Vorliegender Text:
Nach dem Yom Kippur-Krieg erhielt Oberst Amnon Reschef, Kommandeur der 14. Brigade, innerhalb von sechs Monaten das Kommando über die 162. Division. Kurz darauf wurde der Kommandeur der 162. Division, Bren Adan, Befehlshaber Süd, während Avigdor Ben-Gal sofort zum Kommandeur der 36. Division aufstieg. Solche Schritte sandten eine deutliche Botschaft: Führung auf dem Schlachtfeld zählt mehr als bürokratisches Dienstalter oder wer „an der Reihe“ ist.
Die fehlenden israelischen Rechtsexperten
Professor Alan Dershowitz kündigte gerade die Bildung eines „Dreamteams“ aus Rechtsexperten an, um Israel, Premierminister Netanyahu und Verteidigungsminister Yoav Gallant vor dem Internationalen Strafgerichtshof zu verteidigen. Die Liste enthält die ehemaligen US-Generalstaatsanwälte Michael Mukasey und William Barr, den ehemaligen kanadischen Justizminister Professor Irwin Cotler, den ehemaligen New Yorker Gouverneur und Generalstaatsanwalt Andrew Cuomo, Mark Levin und weitere Prominente aus der Welt der amerikanischen Juristerei.
Liest man sich seine Strategie und die Namensliste durch, dann kommt eine verblüffende Erkenntnis auf: Kein einziger israelischer Rechtsexperte schaffte es in das Team. Keine israelischen Anwälte, Jura-Wissenschaftler, Jura-Professoren, pensionierte Richter des Obersten Gerichtshof oder ehemalige Staatsanwälte oder Generalstaatsanwälte. Das legt ein oder zwei Möglichkeiten nahe: Entweder werden sie als inadäquat betrachtet oder, wie ein Insider des politisch-juristischen Kampfs nahelegte, sie unterstützen die Anklage.

Auszug aus Datensatz:

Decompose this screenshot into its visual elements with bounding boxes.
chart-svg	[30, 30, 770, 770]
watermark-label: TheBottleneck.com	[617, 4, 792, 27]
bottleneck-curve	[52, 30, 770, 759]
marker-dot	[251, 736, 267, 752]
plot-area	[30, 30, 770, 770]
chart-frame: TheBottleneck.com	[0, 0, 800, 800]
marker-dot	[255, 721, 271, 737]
==
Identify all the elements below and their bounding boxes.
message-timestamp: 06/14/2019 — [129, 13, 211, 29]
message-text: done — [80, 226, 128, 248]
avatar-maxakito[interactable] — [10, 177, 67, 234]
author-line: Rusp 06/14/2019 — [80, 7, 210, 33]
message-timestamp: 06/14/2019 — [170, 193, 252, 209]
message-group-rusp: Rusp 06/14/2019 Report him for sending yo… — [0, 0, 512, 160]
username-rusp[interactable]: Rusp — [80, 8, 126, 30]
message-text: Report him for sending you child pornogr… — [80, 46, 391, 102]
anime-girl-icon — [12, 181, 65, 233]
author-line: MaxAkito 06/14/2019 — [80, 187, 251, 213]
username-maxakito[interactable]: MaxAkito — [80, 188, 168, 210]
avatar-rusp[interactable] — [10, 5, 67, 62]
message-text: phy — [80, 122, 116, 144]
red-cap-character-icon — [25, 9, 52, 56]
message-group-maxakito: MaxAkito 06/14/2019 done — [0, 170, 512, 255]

Zu erledigende Aufgaben:
a) Vor welchem Gericht soll das von Alan Dershowitz angekündigte Team laut dem vorliegenden Text Israel verteidigen?
b) Ändere den Abschnitt des vorliegenden Textes zwischen „Die fehlenden israelischen“ und „der amerikanischen Juristerei.“ einschließlich, indem du ihn neu wiedergibst und „Dreamteams“ durch „Expertenteams“ ersetzt.
Die Auflistung hat mit dem vorliegenden Text nichts zu tun.

Antworten je Aufgabe:
a) Vor dem Internationalen Strafgerichtshof.

b)
Die fehlenden israelischen Rechtsexperten
Professor Alan Dershowitz kündigte gerade die Bildung eines „Expertenteams“ aus Rechtsexperten an, um Israel, Premierminister Netanyahu und Verteidigungsminister Yoav Gallant vor dem Internationalen Strafgerichtshof zu verteidigen. Die Liste enthält die ehemaligen US-Generalstaatsanwälte Michael Mukasey und William Barr, den ehemaligen kanadischen Justizminister Professor Irwin Cotler, den ehemaligen New Yorker Gouverneur und Generalstaatsanwalt Andrew Cuomo, Mark Levin und weitere Prominente aus der Welt der amerikanischen Juristerei.